* [Material provided]:
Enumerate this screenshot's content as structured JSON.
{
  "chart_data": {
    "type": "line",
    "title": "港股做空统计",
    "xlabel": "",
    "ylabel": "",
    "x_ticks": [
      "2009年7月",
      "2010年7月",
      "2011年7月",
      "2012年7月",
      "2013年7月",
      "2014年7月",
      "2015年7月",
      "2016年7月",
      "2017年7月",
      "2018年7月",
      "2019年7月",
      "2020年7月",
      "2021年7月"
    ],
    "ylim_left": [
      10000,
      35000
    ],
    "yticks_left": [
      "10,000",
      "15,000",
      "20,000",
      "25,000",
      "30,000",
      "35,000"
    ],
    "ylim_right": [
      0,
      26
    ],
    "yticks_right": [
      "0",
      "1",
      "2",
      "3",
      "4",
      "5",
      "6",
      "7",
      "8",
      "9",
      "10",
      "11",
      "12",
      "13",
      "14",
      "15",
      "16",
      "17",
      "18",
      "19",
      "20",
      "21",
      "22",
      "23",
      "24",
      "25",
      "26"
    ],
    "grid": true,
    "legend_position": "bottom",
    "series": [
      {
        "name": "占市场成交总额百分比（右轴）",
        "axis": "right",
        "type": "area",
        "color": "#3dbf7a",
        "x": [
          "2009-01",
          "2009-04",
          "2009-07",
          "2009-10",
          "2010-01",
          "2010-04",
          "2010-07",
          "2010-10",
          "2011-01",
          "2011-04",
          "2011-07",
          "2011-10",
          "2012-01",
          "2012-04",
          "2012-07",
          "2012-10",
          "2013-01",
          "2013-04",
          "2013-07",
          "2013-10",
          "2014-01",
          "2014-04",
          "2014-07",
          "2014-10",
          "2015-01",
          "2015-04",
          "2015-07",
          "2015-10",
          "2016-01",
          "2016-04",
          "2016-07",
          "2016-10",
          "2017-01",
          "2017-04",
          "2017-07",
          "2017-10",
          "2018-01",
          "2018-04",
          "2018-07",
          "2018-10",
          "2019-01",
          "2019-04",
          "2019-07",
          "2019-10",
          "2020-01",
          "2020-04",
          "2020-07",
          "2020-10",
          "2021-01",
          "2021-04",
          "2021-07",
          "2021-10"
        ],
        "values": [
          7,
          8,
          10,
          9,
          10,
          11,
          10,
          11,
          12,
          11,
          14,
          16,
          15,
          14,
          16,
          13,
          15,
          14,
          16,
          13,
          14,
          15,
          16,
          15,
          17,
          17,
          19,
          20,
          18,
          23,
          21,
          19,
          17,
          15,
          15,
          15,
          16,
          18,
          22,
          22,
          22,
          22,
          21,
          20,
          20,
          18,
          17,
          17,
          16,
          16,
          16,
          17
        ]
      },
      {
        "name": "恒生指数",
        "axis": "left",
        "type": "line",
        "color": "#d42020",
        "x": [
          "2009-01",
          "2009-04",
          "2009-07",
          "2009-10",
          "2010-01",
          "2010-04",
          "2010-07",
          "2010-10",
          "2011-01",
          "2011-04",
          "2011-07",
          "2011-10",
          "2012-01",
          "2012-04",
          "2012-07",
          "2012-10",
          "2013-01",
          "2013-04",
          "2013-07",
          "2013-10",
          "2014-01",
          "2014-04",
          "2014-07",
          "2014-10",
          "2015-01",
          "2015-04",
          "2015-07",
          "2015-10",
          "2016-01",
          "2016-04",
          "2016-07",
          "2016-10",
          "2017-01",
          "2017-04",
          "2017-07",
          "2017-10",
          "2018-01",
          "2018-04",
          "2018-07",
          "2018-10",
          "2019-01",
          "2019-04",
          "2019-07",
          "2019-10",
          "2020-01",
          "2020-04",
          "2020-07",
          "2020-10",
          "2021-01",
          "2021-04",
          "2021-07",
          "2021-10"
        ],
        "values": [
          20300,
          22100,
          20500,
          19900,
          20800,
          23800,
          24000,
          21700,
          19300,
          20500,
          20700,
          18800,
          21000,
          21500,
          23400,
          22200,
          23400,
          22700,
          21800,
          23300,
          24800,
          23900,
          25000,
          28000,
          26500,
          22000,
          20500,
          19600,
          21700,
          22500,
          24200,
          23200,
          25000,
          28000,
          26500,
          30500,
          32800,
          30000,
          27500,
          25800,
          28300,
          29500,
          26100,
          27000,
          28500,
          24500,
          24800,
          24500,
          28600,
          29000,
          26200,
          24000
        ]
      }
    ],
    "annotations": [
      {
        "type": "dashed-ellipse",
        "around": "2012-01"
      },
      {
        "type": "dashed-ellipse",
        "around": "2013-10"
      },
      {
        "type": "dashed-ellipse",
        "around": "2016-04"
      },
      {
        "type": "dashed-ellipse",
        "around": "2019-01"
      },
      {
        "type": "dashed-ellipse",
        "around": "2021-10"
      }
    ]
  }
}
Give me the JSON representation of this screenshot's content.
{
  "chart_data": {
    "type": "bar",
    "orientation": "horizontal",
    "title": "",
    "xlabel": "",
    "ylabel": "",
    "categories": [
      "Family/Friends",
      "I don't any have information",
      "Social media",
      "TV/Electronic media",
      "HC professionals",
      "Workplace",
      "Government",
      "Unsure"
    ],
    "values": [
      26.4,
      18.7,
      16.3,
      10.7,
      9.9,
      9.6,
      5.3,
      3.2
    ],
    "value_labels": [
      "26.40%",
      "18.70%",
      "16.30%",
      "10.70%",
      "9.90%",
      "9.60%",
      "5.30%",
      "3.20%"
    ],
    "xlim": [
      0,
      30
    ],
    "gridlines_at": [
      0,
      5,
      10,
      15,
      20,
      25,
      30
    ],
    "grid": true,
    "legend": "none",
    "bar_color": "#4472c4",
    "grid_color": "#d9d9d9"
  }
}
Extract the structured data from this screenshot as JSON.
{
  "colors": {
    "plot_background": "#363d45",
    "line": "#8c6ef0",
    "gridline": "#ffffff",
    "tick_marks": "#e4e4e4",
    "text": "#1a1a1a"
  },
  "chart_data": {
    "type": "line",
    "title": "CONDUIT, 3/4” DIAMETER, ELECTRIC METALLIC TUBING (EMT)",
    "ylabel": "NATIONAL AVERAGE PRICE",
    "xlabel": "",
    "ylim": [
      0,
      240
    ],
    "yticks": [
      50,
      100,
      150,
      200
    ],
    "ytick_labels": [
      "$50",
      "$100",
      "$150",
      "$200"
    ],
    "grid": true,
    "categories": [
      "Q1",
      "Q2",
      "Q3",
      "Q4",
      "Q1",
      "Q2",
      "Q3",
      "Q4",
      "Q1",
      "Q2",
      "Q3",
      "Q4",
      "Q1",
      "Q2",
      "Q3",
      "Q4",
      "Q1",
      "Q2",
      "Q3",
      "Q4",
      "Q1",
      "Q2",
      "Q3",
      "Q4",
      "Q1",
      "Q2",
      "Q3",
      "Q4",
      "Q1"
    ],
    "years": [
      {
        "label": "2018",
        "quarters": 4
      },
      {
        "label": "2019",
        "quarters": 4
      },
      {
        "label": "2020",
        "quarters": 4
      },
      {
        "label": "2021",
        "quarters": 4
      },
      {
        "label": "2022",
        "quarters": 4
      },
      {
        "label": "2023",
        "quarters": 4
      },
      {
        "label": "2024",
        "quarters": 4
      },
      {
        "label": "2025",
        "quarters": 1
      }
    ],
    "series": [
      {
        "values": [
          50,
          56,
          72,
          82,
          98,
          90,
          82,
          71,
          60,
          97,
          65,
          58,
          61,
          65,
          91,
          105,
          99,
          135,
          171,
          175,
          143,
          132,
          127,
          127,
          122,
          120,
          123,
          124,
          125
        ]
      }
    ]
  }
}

* [What this task involves]: Recopy all the lines exactly as they appear.

* [The result]:
Enumerate this screenshot's content as structured JSON.
{
  "chart_data": {
    "type": "line",
    "title": "港股做空统计",
    "xlabel": "",
    "ylabel": "",
    "x_ticks": [
      "2009年7月",
      "2010年7月",
      "2011年7月",
      "2012年7月",
      "2013年7月",
      "2014年7月",
      "2015年7月",
      "2016年7月",
      "2017年7月",
      "2018年7月",
      "2019年7月",
      "2020年7月",
      "2021年7月"
    ],
    "ylim_left": [
      10000,
      35000
    ],
    "yticks_left": [
      "10,000",
      "15,000",
      "20,000",
      "25,000",
      "30,000",
      "35,000"
    ],
    "ylim_right": [
      0,
      26
    ],
    "yticks_right": [
      "0",
      "1",
      "2",
      "3",
      "4",
      "5",
      "6",
      "7",
      "8",
      "9",
      "10",
      "11",
      "12",
      "13",
      "14",
      "15",
      "16",
      "17",
      "18",
      "19",
      "20",
      "21",
      "22",
      "23",
      "24",
      "25",
      "26"
    ],
    "grid": true,
    "legend_position": "bottom",
    "series": [
      {
        "name": "占市场成交总额百分比（右轴）",
        "axis": "right",
        "type": "area",
        "color": "#3dbf7a",
        "x": [
          "2009-01",
          "2009-04",
          "2009-07",
          "2009-10",
          "2010-01",
          "2010-04",
          "2010-07",
          "2010-10",
          "2011-01",
          "2011-04",
          "2011-07",
          "2011-10",
          "2012-01",
          "2012-04",
          "2012-07",
          "2012-10",
          "2013-01",
          "2013-04",
          "2013-07",
          "2013-10",
          "2014-01",
          "2014-04",
          "2014-07",
          "2014-10",
          "2015-01",
          "2015-04",
          "2015-07",
          "2015-10",
          "2016-01",
          "2016-04",
          "2016-07",
          "2016-10",
          "2017-01",
          "2017-04",
          "2017-07",
          "2017-10",
          "2018-01",
          "2018-04",
          "2018-07",
          "2018-10",
          "2019-01",
          "2019-04",
          "2019-07",
          "2019-10",
          "2020-01",
          "2020-04",
          "2020-07",
          "2020-10",
          "2021-01",
          "2021-04",
          "2021-07",
          "2021-10"
        ],
        "values": [
          7,
          8,
          10,
          9,
          10,
          11,
          10,
          11,
          12,
          11,
          14,
          16,
          15,
          14,
          16,
          13,
          15,
          14,
          16,
          13,
          14,
          15,
          16,
          15,
          17,
          17,
          19,
          20,
          18,
          23,
          21,
          19,
          17,
          15,
          15,
          15,
          16,
          18,
          22,
          22,
          22,
          22,
          21,
          20,
          20,
          18,
          17,
          17,
          16,
          16,
          16,
          17
        ]
      },
      {
        "name": "恒生指数",
        "axis": "left",
        "type": "line",
        "color": "#d42020",
        "x": [
          "2009-01",
          "2009-04",
          "2009-07",
          "2009-10",
          "2010-01",
          "2010-04",
          "2010-07",
          "2010-10",
          "2011-01",
          "2011-04",
          "2011-07",
          "2011-10",
          "2012-01",
          "2012-04",
          "2012-07",
          "2012-10",
          "2013-01",
          "2013-04",
          "2013-07",
          "2013-10",
          "2014-01",
          "2014-04",
          "2014-07",
          "2014-10",
          "2015-01",
          "2015-04",
          "2015-07",
          "2015-10",
          "2016-01",
          "2016-04",
          "2016-07",
          "2016-10",
          "2017-01",
          "2017-04",
          "2017-07",
          "2017-10",
          "2018-01",
          "2018-04",
          "2018-07",
          "2018-10",
          "2019-01",
          "2019-04",
          "2019-07",
          "2019-10",
          "2020-01",
          "2020-04",
          "2020-07",
          "2020-10",
          "2021-01",
          "2021-04",
          "2021-07",
          "2021-10"
        ],
        "values": [
          20300,
          22100,
          20500,
          19900,
          20800,
          23800,
          24000,
          21700,
          19300,
          20500,
          20700,
          18800,
          21000,
          21500,
          23400,
          22200,
          23400,
          22700,
          21800,
          23300,
          24800,
          23900,
          25000,
          28000,
          26500,
          22000,
          20500,
          19600,
          21700,
          22500,
          24200,
          23200,
          25000,
          28000,
          26500,
          30500,
          32800,
          30000,
          27500,
          25800,
          28300,
          29500,
          26100,
          27000,
          28500,
          24500,
          24800,
          24500,
          28600,
          29000,
          26200,
          24000
        ]
      }
    ],
    "annotations": [
      {
        "type": "dashed-ellipse",
        "around": "2012-01"
      },
      {
        "type": "dashed-ellipse",
        "around": "2013-10"
      },
      {
        "type": "dashed-ellipse",
        "around": "2016-04"
      },
      {
        "type": "dashed-ellipse",
        "around": "2019-01"
      },
      {
        "type": "dashed-ellipse",
        "around": "2021-10"
      }
    ]
  }
}
Give me the JSON representation of this screenshot's content.
{
  "chart_data": {
    "type": "bar",
    "orientation": "horizontal",
    "title": "",
    "xlabel": "",
    "ylabel": "",
    "categories": [
      "Family/Friends",
      "I don't any have information",
      "Social media",
      "TV/Electronic media",
      "HC professionals",
      "Workplace",
      "Government",
      "Unsure"
    ],
    "values": [
      26.4,
      18.7,
      16.3,
      10.7,
      9.9,
      9.6,
      5.3,
      3.2
    ],
    "value_labels": [
      "26.40%",
      "18.70%",
      "16.30%",
      "10.70%",
      "9.90%",
      "9.60%",
      "5.30%",
      "3.20%"
    ],
    "xlim": [
      0,
      30
    ],
    "gridlines_at": [
      0,
      5,
      10,
      15,
      20,
      25,
      30
    ],
    "grid": true,
    "legend": "none",
    "bar_color": "#4472c4",
    "grid_color": "#d9d9d9"
  }
}
Extract the structured data from this screenshot as JSON.
{
  "colors": {
    "plot_background": "#363d45",
    "line": "#8c6ef0",
    "gridline": "#ffffff",
    "tick_marks": "#e4e4e4",
    "text": "#1a1a1a"
  },
  "chart_data": {
    "type": "line",
    "title": "CONDUIT, 3/4” DIAMETER, ELECTRIC METALLIC TUBING (EMT)",
    "ylabel": "NATIONAL AVERAGE PRICE",
    "xlabel": "",
    "ylim": [
      0,
      240
    ],
    "yticks": [
      50,
      100,
      150,
      200
    ],
    "ytick_labels": [
      "$50",
      "$100",
      "$150",
      "$200"
    ],
    "grid": true,
    "categories": [
      "Q1",
      "Q2",
      "Q3",
      "Q4",
      "Q1",
      "Q2",
      "Q3",
      "Q4",
      "Q1",
      "Q2",
      "Q3",
      "Q4",
      "Q1",
      "Q2",
      "Q3",
      "Q4",
      "Q1",
      "Q2",
      "Q3",
      "Q4",
      "Q1",
      "Q2",
      "Q3",
      "Q4",
      "Q1",
      "Q2",
      "Q3",
      "Q4",
      "Q1"
    ],
    "years": [
      {
        "label": "2018",
        "quarters": 4
      },
      {
        "label": "2019",
        "quarters": 4
      },
      {
        "label": "2020",
        "quarters": 4
      },
      {
        "label": "2021",
        "quarters": 4
      },
      {
        "label": "2022",
        "quarters": 4
      },
      {
        "label": "2023",
        "quarters": 4
      },
      {
        "label": "2024",
        "quarters": 4
      },
      {
        "label": "2025",
        "quarters": 1
      }
    ],
    "series": [
      {
        "values": [
          50,
          56,
          72,
          82,
          98,
          90,
          82,
          71,
          60,
          97,
          65,
          58,
          61,
          65,
          91,
          105,
          99,
          135,
          171,
          175,
          143,
          132,
          127,
          127,
          122,
          120,
          123,
          124,
          125
        ]
      }
    ]
  }
}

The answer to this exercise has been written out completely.